Your objective
Repeat the listing in full, exactly as it stands.

Dataset excerpts
---

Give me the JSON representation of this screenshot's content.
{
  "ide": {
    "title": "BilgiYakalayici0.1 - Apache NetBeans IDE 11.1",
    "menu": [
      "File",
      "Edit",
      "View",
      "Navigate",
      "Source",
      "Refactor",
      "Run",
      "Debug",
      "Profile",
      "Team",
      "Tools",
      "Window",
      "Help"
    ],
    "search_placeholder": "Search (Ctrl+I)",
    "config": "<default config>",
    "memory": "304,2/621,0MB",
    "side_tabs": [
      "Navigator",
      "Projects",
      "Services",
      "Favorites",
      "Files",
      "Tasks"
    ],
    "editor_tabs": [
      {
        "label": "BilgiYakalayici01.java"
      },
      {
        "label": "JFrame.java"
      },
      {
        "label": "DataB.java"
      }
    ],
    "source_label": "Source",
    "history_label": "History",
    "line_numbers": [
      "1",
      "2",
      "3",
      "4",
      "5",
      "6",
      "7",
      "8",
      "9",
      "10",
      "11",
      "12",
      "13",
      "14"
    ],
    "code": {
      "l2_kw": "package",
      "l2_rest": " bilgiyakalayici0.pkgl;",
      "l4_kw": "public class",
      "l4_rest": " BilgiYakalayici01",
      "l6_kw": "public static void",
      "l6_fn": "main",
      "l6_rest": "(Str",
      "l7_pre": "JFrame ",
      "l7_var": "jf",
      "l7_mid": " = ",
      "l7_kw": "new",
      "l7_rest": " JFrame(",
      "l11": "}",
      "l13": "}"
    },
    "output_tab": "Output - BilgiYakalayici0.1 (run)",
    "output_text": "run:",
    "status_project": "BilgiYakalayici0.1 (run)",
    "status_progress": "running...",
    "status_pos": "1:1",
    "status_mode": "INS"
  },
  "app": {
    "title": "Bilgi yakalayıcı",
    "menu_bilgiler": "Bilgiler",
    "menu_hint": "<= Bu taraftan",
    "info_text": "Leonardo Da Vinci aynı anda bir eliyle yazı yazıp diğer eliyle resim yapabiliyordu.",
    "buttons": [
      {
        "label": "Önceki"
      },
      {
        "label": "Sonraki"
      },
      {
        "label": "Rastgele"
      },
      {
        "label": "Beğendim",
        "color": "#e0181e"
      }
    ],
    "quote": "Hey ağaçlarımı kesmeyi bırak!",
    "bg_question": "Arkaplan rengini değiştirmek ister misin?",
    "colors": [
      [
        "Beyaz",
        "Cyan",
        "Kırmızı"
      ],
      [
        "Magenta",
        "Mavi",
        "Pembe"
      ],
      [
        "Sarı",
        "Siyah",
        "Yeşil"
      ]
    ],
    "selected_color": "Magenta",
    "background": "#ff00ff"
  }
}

---

Output
Give me the JSON representation of this screenshot's content.
{
  "ide": {
    "title": "BilgiYakalayici0.1 - Apache NetBeans IDE 11.1",
    "menu": [
      "File",
      "Edit",
      "View",
      "Navigate",
      "Source",
      "Refactor",
      "Run",
      "Debug",
      "Profile",
      "Team",
      "Tools",
      "Window",
      "Help"
    ],
    "search_placeholder": "Search (Ctrl+I)",
    "config": "<default config>",
    "memory": "304,2/621,0MB",
    "side_tabs": [
      "Navigator",
      "Projects",
      "Services",
      "Favorites",
      "Files",
      "Tasks"
    ],
    "editor_tabs": [
      {
        "label": "BilgiYakalayici01.java"
      },
      {
        "label": "JFrame.java"
      },
      {
        "label": "DataB.java"
      }
    ],
    "source_label": "Source",
    "history_label": "History",
    "line_numbers": [
      "1",
      "2",
      "3",
      "4",
      "5",
      "6",
      "7",
      "8",
      "9",
      "10",
      "11",
      "12",
      "13",
      "14"
    ],
    "code": {
      "l2_kw": "package",
      "l2_rest": " bilgiyakalayici0.pkgl;",
      "l4_kw": "public class",
      "l4_rest": " BilgiYakalayici01",
      "l6_kw": "public static void",
      "l6_fn": "main",
      "l6_rest": "(Str",
      "l7_pre": "JFrame ",
      "l7_var": "jf",
      "l7_mid": " = ",
      "l7_kw": "new",
      "l7_rest": " JFrame(",
      "l11": "}",
      "l13": "}"
    },
    "output_tab": "Output - BilgiYakalayici0.1 (run)",
    "output_text": "run:",
    "status_project": "BilgiYakalayici0.1 (run)",
    "status_progress": "running...",
    "status_pos": "1:1",
    "status_mode": "INS"
  },
  "app": {
    "title": "Bilgi yakalayıcı",
    "menu_bilgiler": "Bilgiler",
    "menu_hint": "<= Bu taraftan",
    "info_text": "Leonardo Da Vinci aynı anda bir eliyle yazı yazıp diğer eliyle resim yapabiliyordu.",
    "buttons": [
      {
        "label": "Önceki"
      },
      {
        "label": "Sonraki"
      },
      {
        "label": "Rastgele"
      },
      {
        "label": "Beğendim",
        "color": "#e0181e"
      }
    ],
    "quote": "Hey ağaçlarımı kesmeyi bırak!",
    "bg_question": "Arkaplan rengini değiştirmek ister misin?",
    "colors": [
      [
        "Beyaz",
        "Cyan",
        "Kırmızı"
      ],
      [
        "Magenta",
        "Mavi",
        "Pembe"
      ],
      [
        "Sarı",
        "Siyah",
        "Yeşil"
      ]
    ],
    "selected_color": "Magenta",
    "background": "#ff00ff"
  }
}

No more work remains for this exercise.